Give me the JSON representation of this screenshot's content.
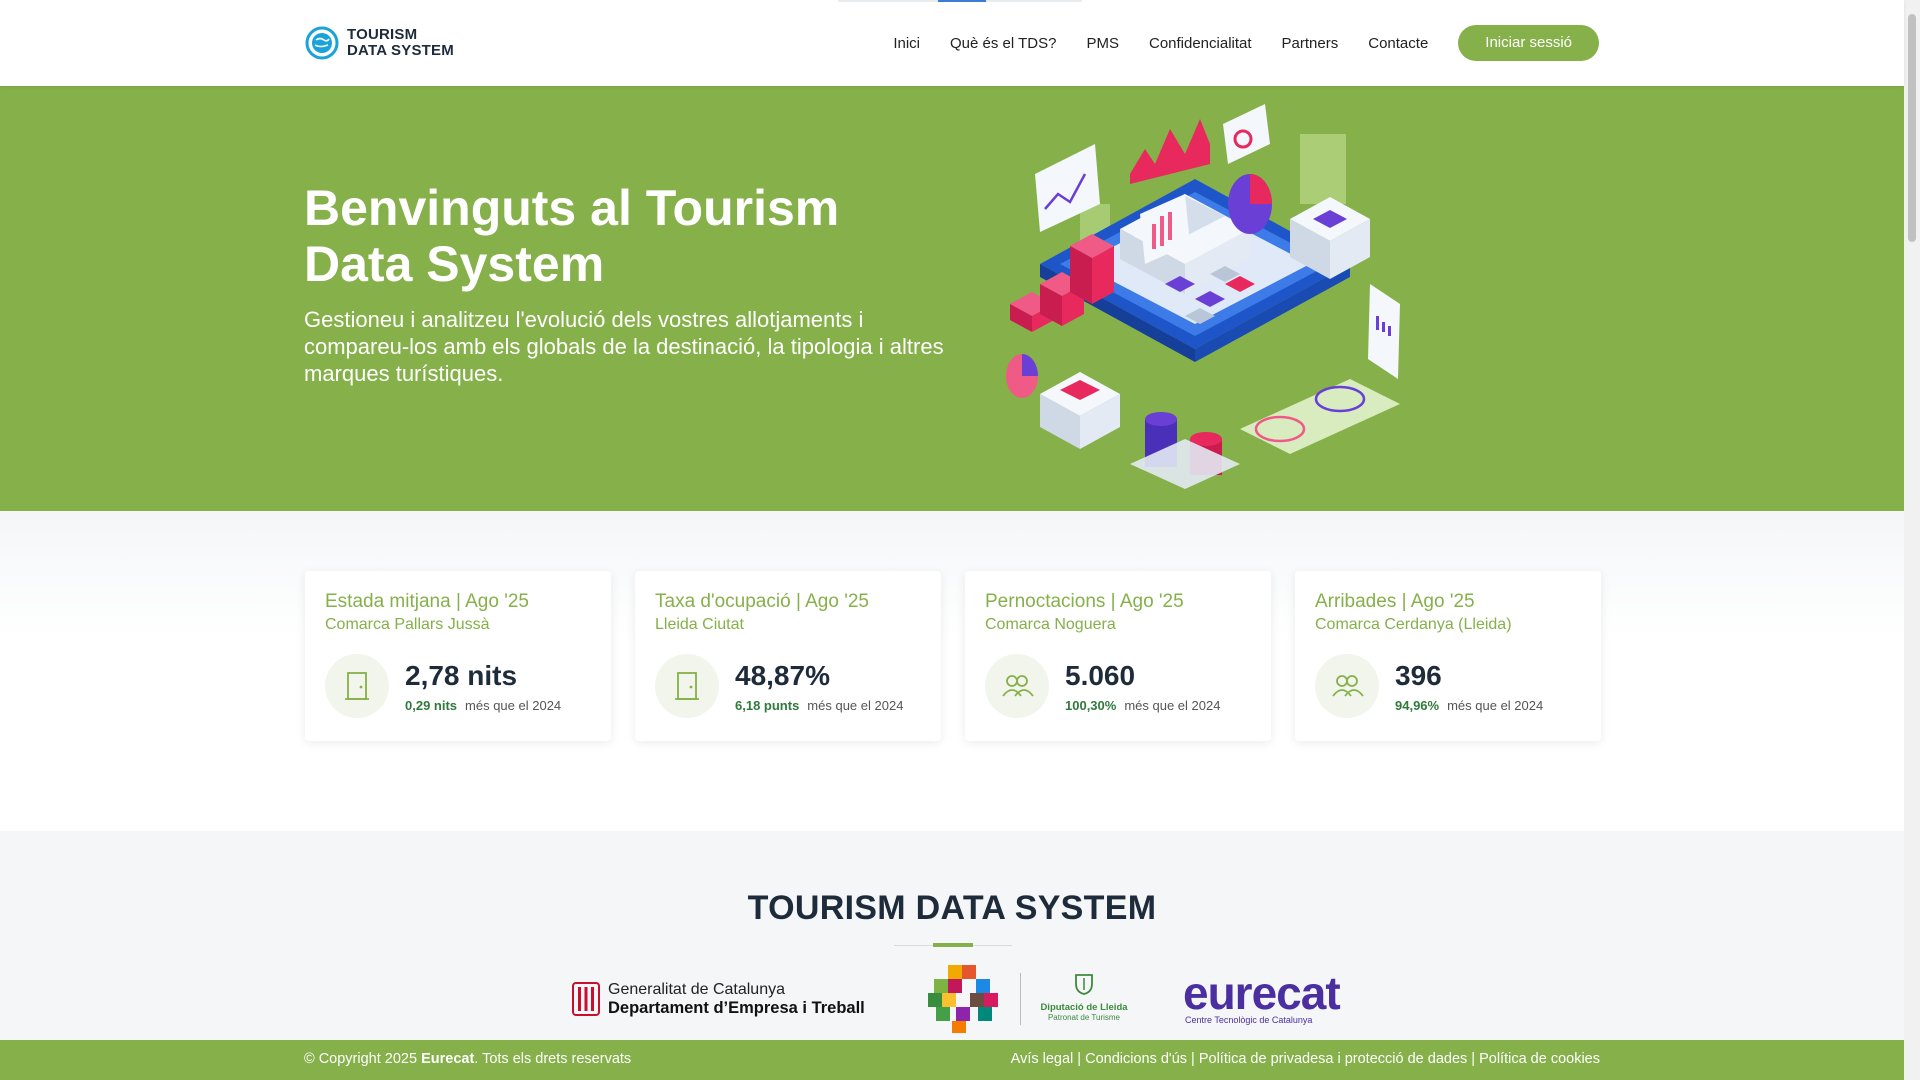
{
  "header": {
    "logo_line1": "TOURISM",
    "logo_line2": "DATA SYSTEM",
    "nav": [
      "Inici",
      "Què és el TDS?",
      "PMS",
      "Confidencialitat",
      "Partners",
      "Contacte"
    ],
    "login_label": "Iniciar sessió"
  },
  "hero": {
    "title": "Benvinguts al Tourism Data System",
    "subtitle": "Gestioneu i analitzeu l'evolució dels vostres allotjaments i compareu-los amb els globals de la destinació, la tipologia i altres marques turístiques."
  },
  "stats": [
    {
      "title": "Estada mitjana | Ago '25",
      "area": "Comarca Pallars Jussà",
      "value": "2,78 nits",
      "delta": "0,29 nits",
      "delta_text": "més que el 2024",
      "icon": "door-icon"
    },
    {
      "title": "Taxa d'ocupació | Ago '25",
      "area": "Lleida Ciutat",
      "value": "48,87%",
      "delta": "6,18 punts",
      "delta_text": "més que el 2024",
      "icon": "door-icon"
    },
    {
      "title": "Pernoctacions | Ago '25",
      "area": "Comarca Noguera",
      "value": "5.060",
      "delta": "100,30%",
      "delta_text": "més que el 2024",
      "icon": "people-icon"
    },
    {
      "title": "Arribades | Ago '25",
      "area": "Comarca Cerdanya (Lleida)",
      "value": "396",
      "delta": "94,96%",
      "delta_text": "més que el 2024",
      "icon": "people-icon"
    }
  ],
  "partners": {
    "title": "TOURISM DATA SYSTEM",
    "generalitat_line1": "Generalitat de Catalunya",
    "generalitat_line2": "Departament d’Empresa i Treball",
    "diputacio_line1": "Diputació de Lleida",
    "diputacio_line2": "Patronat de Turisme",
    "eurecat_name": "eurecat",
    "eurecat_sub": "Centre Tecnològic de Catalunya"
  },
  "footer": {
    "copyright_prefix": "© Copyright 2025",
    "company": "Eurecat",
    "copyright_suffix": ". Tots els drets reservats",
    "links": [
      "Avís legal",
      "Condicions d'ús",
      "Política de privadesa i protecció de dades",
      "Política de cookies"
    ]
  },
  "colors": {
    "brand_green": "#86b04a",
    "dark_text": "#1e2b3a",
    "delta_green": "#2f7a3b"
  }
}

####

DESCRIPTION OF THE TASK
All lines above with "value" in them should be returned.

RESULT OF THE TASK
      "value": "2,78 nits",
      "value": "48,87%",
      "value": "5.060",
      "value": "396",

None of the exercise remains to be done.